Repeat all of the material below exactly as written, images excluded.
━━━━━ Records to process
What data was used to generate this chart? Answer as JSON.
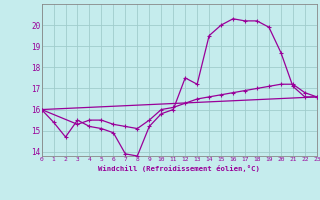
{
  "xlabel": "Windchill (Refroidissement éolien,°C)",
  "xlim": [
    0,
    23
  ],
  "ylim": [
    13.8,
    21.0
  ],
  "yticks": [
    14,
    15,
    16,
    17,
    18,
    19,
    20
  ],
  "xticks": [
    0,
    1,
    2,
    3,
    4,
    5,
    6,
    7,
    8,
    9,
    10,
    11,
    12,
    13,
    14,
    15,
    16,
    17,
    18,
    19,
    20,
    21,
    22,
    23
  ],
  "background_color": "#c5eced",
  "line_color": "#990099",
  "grid_color": "#a0cccc",
  "series1": [
    [
      0,
      16.0
    ],
    [
      1,
      15.4
    ],
    [
      2,
      14.7
    ],
    [
      3,
      15.5
    ],
    [
      4,
      15.2
    ],
    [
      5,
      15.1
    ],
    [
      6,
      14.9
    ],
    [
      7,
      13.9
    ],
    [
      8,
      13.8
    ],
    [
      9,
      15.2
    ],
    [
      10,
      15.8
    ],
    [
      11,
      16.0
    ],
    [
      12,
      17.5
    ],
    [
      13,
      17.2
    ],
    [
      14,
      19.5
    ],
    [
      15,
      20.0
    ],
    [
      16,
      20.3
    ],
    [
      17,
      20.2
    ],
    [
      18,
      20.2
    ],
    [
      19,
      19.9
    ],
    [
      20,
      18.7
    ],
    [
      21,
      17.1
    ],
    [
      22,
      16.6
    ],
    [
      23,
      16.6
    ]
  ],
  "series2": [
    [
      0,
      16.0
    ],
    [
      23,
      16.6
    ]
  ],
  "series3": [
    [
      0,
      16.0
    ],
    [
      3,
      15.3
    ],
    [
      4,
      15.5
    ],
    [
      5,
      15.5
    ],
    [
      6,
      15.3
    ],
    [
      7,
      15.2
    ],
    [
      8,
      15.1
    ],
    [
      9,
      15.5
    ],
    [
      10,
      16.0
    ],
    [
      11,
      16.1
    ],
    [
      12,
      16.3
    ],
    [
      13,
      16.5
    ],
    [
      14,
      16.6
    ],
    [
      15,
      16.7
    ],
    [
      16,
      16.8
    ],
    [
      17,
      16.9
    ],
    [
      18,
      17.0
    ],
    [
      19,
      17.1
    ],
    [
      20,
      17.2
    ],
    [
      21,
      17.2
    ],
    [
      22,
      16.8
    ],
    [
      23,
      16.6
    ]
  ]
}
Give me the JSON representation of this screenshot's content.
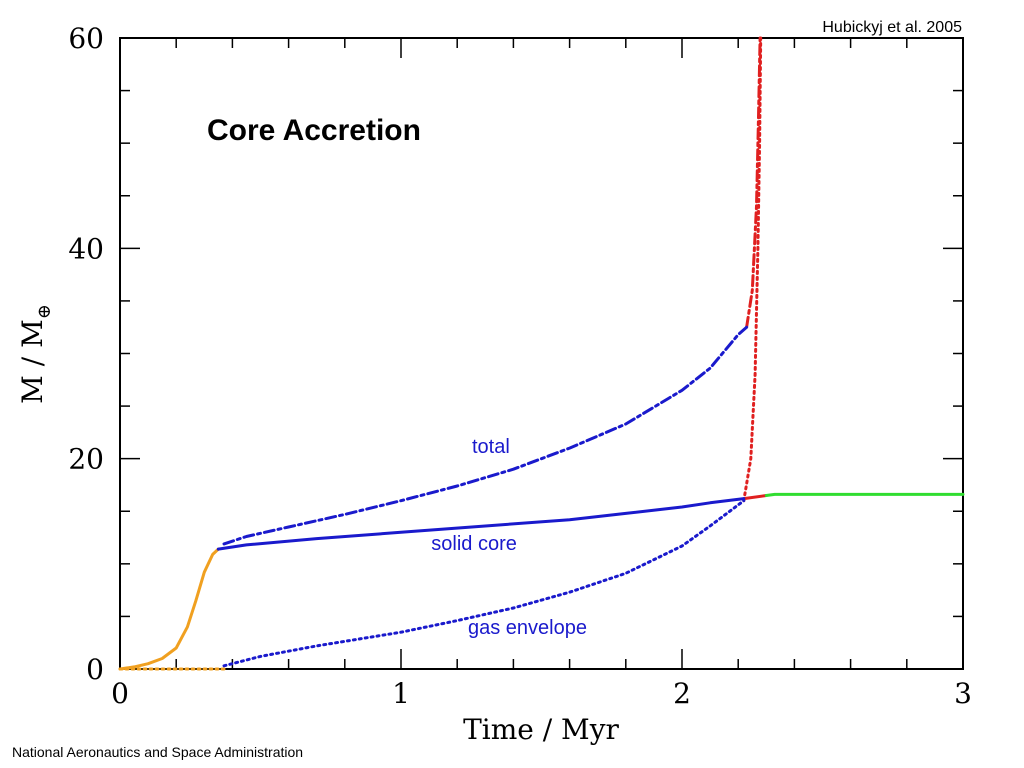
{
  "chart_data": {
    "type": "line",
    "title": "Core Accretion",
    "credit": "Hubickyj et al. 2005",
    "xlabel": "Time / Myr",
    "ylabel_main": "M  /  M",
    "ylabel_sub": "⊕",
    "xlim": [
      0,
      3
    ],
    "ylim": [
      0,
      60
    ],
    "xticks": [
      0,
      1,
      2,
      3
    ],
    "yticks": [
      0,
      20,
      40,
      60
    ],
    "grid": false,
    "series": [
      {
        "name": "total",
        "color": "#1a1acc",
        "dash": "dashdot",
        "label_pos": [
          1.32,
          21.2
        ],
        "points": [
          [
            0.37,
            11.9
          ],
          [
            0.45,
            12.6
          ],
          [
            0.6,
            13.5
          ],
          [
            0.8,
            14.7
          ],
          [
            1.0,
            16.0
          ],
          [
            1.2,
            17.4
          ],
          [
            1.4,
            19.0
          ],
          [
            1.6,
            21.0
          ],
          [
            1.8,
            23.3
          ],
          [
            2.0,
            26.5
          ],
          [
            2.1,
            28.6
          ],
          [
            2.2,
            31.8
          ],
          [
            2.23,
            32.5
          ]
        ]
      },
      {
        "name": "solid core",
        "color": "#1a1acc",
        "dash": "solid",
        "label_pos": [
          1.26,
          12.0
        ],
        "points": [
          [
            0.35,
            11.4
          ],
          [
            0.45,
            11.8
          ],
          [
            0.7,
            12.4
          ],
          [
            1.0,
            13.0
          ],
          [
            1.3,
            13.6
          ],
          [
            1.6,
            14.2
          ],
          [
            1.8,
            14.8
          ],
          [
            2.0,
            15.4
          ],
          [
            2.1,
            15.8
          ],
          [
            2.22,
            16.2
          ]
        ]
      },
      {
        "name": "gas envelope",
        "color": "#1a1acc",
        "dash": "dotted",
        "label_pos": [
          1.45,
          4.0
        ],
        "points": [
          [
            0.37,
            0.3
          ],
          [
            0.5,
            1.2
          ],
          [
            0.7,
            2.2
          ],
          [
            1.0,
            3.5
          ],
          [
            1.2,
            4.6
          ],
          [
            1.4,
            5.8
          ],
          [
            1.6,
            7.3
          ],
          [
            1.8,
            9.1
          ],
          [
            2.0,
            11.7
          ],
          [
            2.1,
            13.6
          ],
          [
            2.22,
            16.0
          ]
        ]
      }
    ],
    "extra_series": [
      {
        "color": "#f0a020",
        "dash": "solid",
        "points": [
          [
            0.0,
            0.0
          ],
          [
            0.05,
            0.2
          ],
          [
            0.1,
            0.5
          ],
          [
            0.15,
            1.0
          ],
          [
            0.2,
            2.0
          ],
          [
            0.24,
            4.0
          ],
          [
            0.27,
            6.5
          ],
          [
            0.3,
            9.2
          ],
          [
            0.33,
            10.9
          ],
          [
            0.35,
            11.4
          ]
        ]
      },
      {
        "color": "#f0a020",
        "dash": "dotted",
        "points": [
          [
            0.0,
            0.0
          ],
          [
            0.37,
            0.0
          ]
        ]
      },
      {
        "color": "#e02020",
        "dash": "solid",
        "points": [
          [
            2.22,
            16.2
          ],
          [
            2.3,
            16.5
          ]
        ]
      },
      {
        "color": "#e02020",
        "dash": "dashdot",
        "points": [
          [
            2.23,
            32.5
          ],
          [
            2.25,
            36.0
          ],
          [
            2.265,
            44.0
          ],
          [
            2.272,
            52.0
          ],
          [
            2.278,
            60.0
          ]
        ]
      },
      {
        "color": "#e02020",
        "dash": "dotted",
        "points": [
          [
            2.22,
            16.0
          ],
          [
            2.245,
            20.0
          ],
          [
            2.26,
            28.0
          ],
          [
            2.27,
            40.0
          ],
          [
            2.276,
            50.0
          ],
          [
            2.28,
            60.0
          ]
        ]
      },
      {
        "color": "#30dd30",
        "dash": "solid",
        "points": [
          [
            2.3,
            16.5
          ],
          [
            2.33,
            16.6
          ],
          [
            3.0,
            16.6
          ]
        ]
      }
    ]
  },
  "footer": {
    "text": "National Aeronautics and Space Administration"
  }
}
━━━━━━━━━━
Output for this exercise:
What data was used to generate this chart? Answer as JSON.
{
  "xlabel": "Windchill (Refroidissement éolien,°C)",
  "xlim": [
    0,
    23
  ],
  "ylim": [
    13.8,
    21.0
  ],
  "yticks": [
    14,
    15,
    16,
    17,
    18,
    19,
    20
  ],
  "xticks": [
    0,
    1,
    2,
    3,
    4,
    5,
    6,
    7,
    8,
    9,
    10,
    11,
    12,
    13,
    14,
    15,
    16,
    17,
    18,
    19,
    20,
    21,
    22,
    23
  ],
  "background_color": "#c5eced",
  "line_color": "#990099",
  "grid_color": "#a0cccc",
  "series1": [
    [
      0,
      16.0
    ],
    [
      1,
      15.4
    ],
    [
      2,
      14.7
    ],
    [
      3,
      15.5
    ],
    [
      4,
      15.2
    ],
    [
      5,
      15.1
    ],
    [
      6,
      14.9
    ],
    [
      7,
      13.9
    ],
    [
      8,
      13.8
    ],
    [
      9,
      15.2
    ],
    [
      10,
      15.8
    ],
    [
      11,
      16.0
    ],
    [
      12,
      17.5
    ],
    [
      13,
      17.2
    ],
    [
      14,
      19.5
    ],
    [
      15,
      20.0
    ],
    [
      16,
      20.3
    ],
    [
      17,
      20.2
    ],
    [
      18,
      20.2
    ],
    [
      19,
      19.9
    ],
    [
      20,
      18.7
    ],
    [
      21,
      17.1
    ],
    [
      22,
      16.6
    ],
    [
      23,
      16.6
    ]
  ],
  "series2": [
    [
      0,
      16.0
    ],
    [
      23,
      16.6
    ]
  ],
  "series3": [
    [
      0,
      16.0
    ],
    [
      3,
      15.3
    ],
    [
      4,
      15.5
    ],
    [
      5,
      15.5
    ],
    [
      6,
      15.3
    ],
    [
      7,
      15.2
    ],
    [
      8,
      15.1
    ],
    [
      9,
      15.5
    ],
    [
      10,
      16.0
    ],
    [
      11,
      16.1
    ],
    [
      12,
      16.3
    ],
    [
      13,
      16.5
    ],
    [
      14,
      16.6
    ],
    [
      15,
      16.7
    ],
    [
      16,
      16.8
    ],
    [
      17,
      16.9
    ],
    [
      18,
      17.0
    ],
    [
      19,
      17.1
    ],
    [
      20,
      17.2
    ],
    [
      21,
      17.2
    ],
    [
      22,
      16.8
    ],
    [
      23,
      16.6
    ]
  ]
}
Give me the JSON representation of this screenshot's content.
{
  "chart_data": {
    "type": "line",
    "title": "Core Accretion",
    "credit": "Hubickyj et al. 2005",
    "xlabel": "Time / Myr",
    "ylabel_main": "M  /  M",
    "ylabel_sub": "⊕",
    "xlim": [
      0,
      3
    ],
    "ylim": [
      0,
      60
    ],
    "xticks": [
      0,
      1,
      2,
      3
    ],
    "yticks": [
      0,
      20,
      40,
      60
    ],
    "grid": false,
    "series": [
      {
        "name": "total",
        "color": "#1a1acc",
        "dash": "dashdot",
        "label_pos": [
          1.32,
          21.2
        ],
        "points": [
          [
            0.37,
            11.9
          ],
          [
            0.45,
            12.6
          ],
          [
            0.6,
            13.5
          ],
          [
            0.8,
            14.7
          ],
          [
            1.0,
            16.0
          ],
          [
            1.2,
            17.4
          ],
          [
            1.4,
            19.0
          ],
          [
            1.6,
            21.0
          ],
          [
            1.8,
            23.3
          ],
          [
            2.0,
            26.5
          ],
          [
            2.1,
            28.6
          ],
          [
            2.2,
            31.8
          ],
          [
            2.23,
            32.5
          ]
        ]
      },
      {
        "name": "solid core",
        "color": "#1a1acc",
        "dash": "solid",
        "label_pos": [
          1.26,
          12.0
        ],
        "points": [
          [
            0.35,
            11.4
          ],
          [
            0.45,
            11.8
          ],
          [
            0.7,
            12.4
          ],
          [
            1.0,
            13.0
          ],
          [
            1.3,
            13.6
          ],
          [
            1.6,
            14.2
          ],
          [
            1.8,
            14.8
          ],
          [
            2.0,
            15.4
          ],
          [
            2.1,
            15.8
          ],
          [
            2.22,
            16.2
          ]
        ]
      },
      {
        "name": "gas envelope",
        "color": "#1a1acc",
        "dash": "dotted",
        "label_pos": [
          1.45,
          4.0
        ],
        "points": [
          [
            0.37,
            0.3
          ],
          [
            0.5,
            1.2
          ],
          [
            0.7,
            2.2
          ],
          [
            1.0,
            3.5
          ],
          [
            1.2,
            4.6
          ],
          [
            1.4,
            5.8
          ],
          [
            1.6,
            7.3
          ],
          [
            1.8,
            9.1
          ],
          [
            2.0,
            11.7
          ],
          [
            2.1,
            13.6
          ],
          [
            2.22,
            16.0
          ]
        ]
      }
    ],
    "extra_series": [
      {
        "color": "#f0a020",
        "dash": "solid",
        "points": [
          [
            0.0,
            0.0
          ],
          [
            0.05,
            0.2
          ],
          [
            0.1,
            0.5
          ],
          [
            0.15,
            1.0
          ],
          [
            0.2,
            2.0
          ],
          [
            0.24,
            4.0
          ],
          [
            0.27,
            6.5
          ],
          [
            0.3,
            9.2
          ],
          [
            0.33,
            10.9
          ],
          [
            0.35,
            11.4
          ]
        ]
      },
      {
        "color": "#f0a020",
        "dash": "dotted",
        "points": [
          [
            0.0,
            0.0
          ],
          [
            0.37,
            0.0
          ]
        ]
      },
      {
        "color": "#e02020",
        "dash": "solid",
        "points": [
          [
            2.22,
            16.2
          ],
          [
            2.3,
            16.5
          ]
        ]
      },
      {
        "color": "#e02020",
        "dash": "dashdot",
        "points": [
          [
            2.23,
            32.5
          ],
          [
            2.25,
            36.0
          ],
          [
            2.265,
            44.0
          ],
          [
            2.272,
            52.0
          ],
          [
            2.278,
            60.0
          ]
        ]
      },
      {
        "color": "#e02020",
        "dash": "dotted",
        "points": [
          [
            2.22,
            16.0
          ],
          [
            2.245,
            20.0
          ],
          [
            2.26,
            28.0
          ],
          [
            2.27,
            40.0
          ],
          [
            2.276,
            50.0
          ],
          [
            2.28,
            60.0
          ]
        ]
      },
      {
        "color": "#30dd30",
        "dash": "solid",
        "points": [
          [
            2.3,
            16.5
          ],
          [
            2.33,
            16.6
          ],
          [
            3.0,
            16.6
          ]
        ]
      }
    ]
  },
  "footer": {
    "text": "National Aeronautics and Space Administration"
  }
}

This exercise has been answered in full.